*Written task:*
Quote all entries exactly, leaving pictures aside.

*Records for this task:*
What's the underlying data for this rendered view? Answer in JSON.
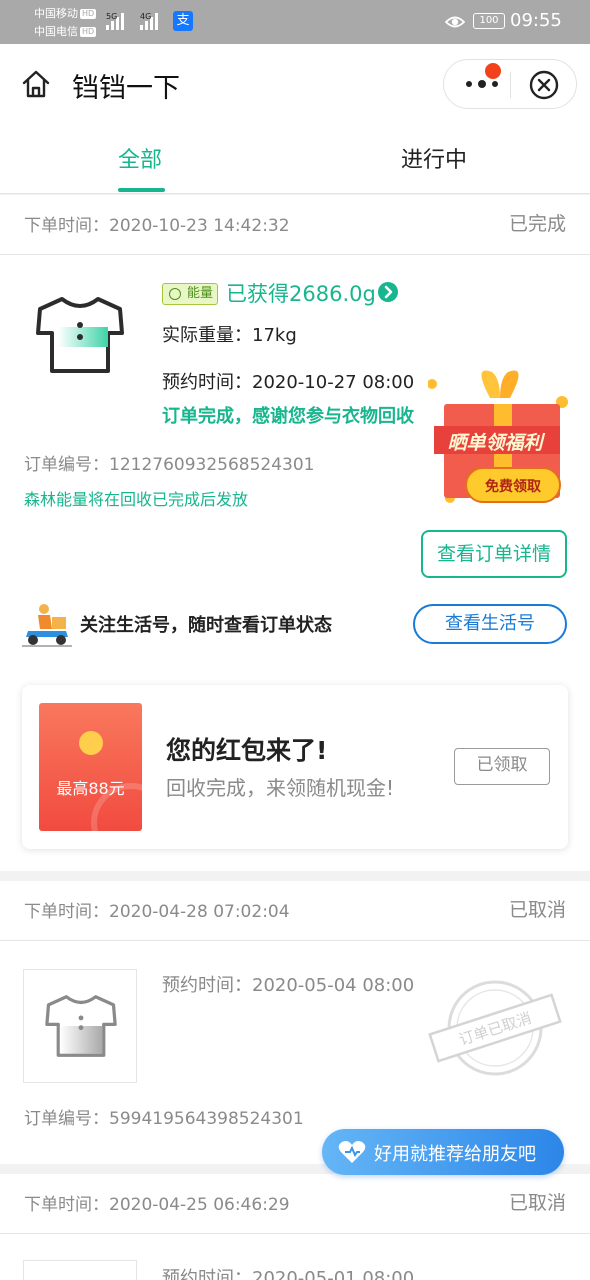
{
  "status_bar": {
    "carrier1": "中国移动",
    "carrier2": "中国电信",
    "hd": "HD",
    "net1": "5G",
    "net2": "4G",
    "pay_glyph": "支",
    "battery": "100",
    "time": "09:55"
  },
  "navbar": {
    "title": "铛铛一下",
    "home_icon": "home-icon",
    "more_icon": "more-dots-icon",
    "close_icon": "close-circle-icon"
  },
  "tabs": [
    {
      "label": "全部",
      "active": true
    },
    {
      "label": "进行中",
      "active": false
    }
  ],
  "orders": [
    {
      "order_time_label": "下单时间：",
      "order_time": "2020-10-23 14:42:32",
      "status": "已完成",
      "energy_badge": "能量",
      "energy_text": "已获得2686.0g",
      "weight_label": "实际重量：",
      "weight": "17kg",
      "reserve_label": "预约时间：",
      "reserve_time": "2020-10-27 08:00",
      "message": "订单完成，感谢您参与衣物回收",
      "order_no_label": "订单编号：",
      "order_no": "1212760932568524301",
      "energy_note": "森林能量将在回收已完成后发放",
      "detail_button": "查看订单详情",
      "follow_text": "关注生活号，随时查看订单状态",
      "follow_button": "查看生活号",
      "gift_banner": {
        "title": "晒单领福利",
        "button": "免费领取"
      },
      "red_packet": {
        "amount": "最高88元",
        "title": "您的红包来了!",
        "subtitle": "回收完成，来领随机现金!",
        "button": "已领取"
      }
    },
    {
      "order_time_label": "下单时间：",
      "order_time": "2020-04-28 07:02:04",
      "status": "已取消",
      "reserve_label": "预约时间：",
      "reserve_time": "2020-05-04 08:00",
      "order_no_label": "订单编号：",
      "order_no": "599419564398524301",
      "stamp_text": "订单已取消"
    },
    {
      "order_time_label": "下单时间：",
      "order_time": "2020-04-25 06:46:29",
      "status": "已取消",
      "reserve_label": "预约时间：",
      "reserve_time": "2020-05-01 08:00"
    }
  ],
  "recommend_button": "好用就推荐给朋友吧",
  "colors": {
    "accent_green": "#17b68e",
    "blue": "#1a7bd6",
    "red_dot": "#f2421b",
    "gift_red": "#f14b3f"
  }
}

*Result for this exercise:*
What's the underlying data for this rendered view? Answer in JSON.
{
  "status_bar": {
    "carrier1": "中国移动",
    "carrier2": "中国电信",
    "hd": "HD",
    "net1": "5G",
    "net2": "4G",
    "pay_glyph": "支",
    "battery": "100",
    "time": "09:55"
  },
  "navbar": {
    "title": "铛铛一下",
    "home_icon": "home-icon",
    "more_icon": "more-dots-icon",
    "close_icon": "close-circle-icon"
  },
  "tabs": [
    {
      "label": "全部",
      "active": true
    },
    {
      "label": "进行中",
      "active": false
    }
  ],
  "orders": [
    {
      "order_time_label": "下单时间：",
      "order_time": "2020-10-23 14:42:32",
      "status": "已完成",
      "energy_badge": "能量",
      "energy_text": "已获得2686.0g",
      "weight_label": "实际重量：",
      "weight": "17kg",
      "reserve_label": "预约时间：",
      "reserve_time": "2020-10-27 08:00",
      "message": "订单完成，感谢您参与衣物回收",
      "order_no_label": "订单编号：",
      "order_no": "1212760932568524301",
      "energy_note": "森林能量将在回收已完成后发放",
      "detail_button": "查看订单详情",
      "follow_text": "关注生活号，随时查看订单状态",
      "follow_button": "查看生活号",
      "gift_banner": {
        "title": "晒单领福利",
        "button": "免费领取"
      },
      "red_packet": {
        "amount": "最高88元",
        "title": "您的红包来了!",
        "subtitle": "回收完成，来领随机现金!",
        "button": "已领取"
      }
    },
    {
      "order_time_label": "下单时间：",
      "order_time": "2020-04-28 07:02:04",
      "status": "已取消",
      "reserve_label": "预约时间：",
      "reserve_time": "2020-05-04 08:00",
      "order_no_label": "订单编号：",
      "order_no": "599419564398524301",
      "stamp_text": "订单已取消"
    },
    {
      "order_time_label": "下单时间：",
      "order_time": "2020-04-25 06:46:29",
      "status": "已取消",
      "reserve_label": "预约时间：",
      "reserve_time": "2020-05-01 08:00"
    }
  ],
  "recommend_button": "好用就推荐给朋友吧",
  "colors": {
    "accent_green": "#17b68e",
    "blue": "#1a7bd6",
    "red_dot": "#f2421b",
    "gift_red": "#f14b3f"
  }
}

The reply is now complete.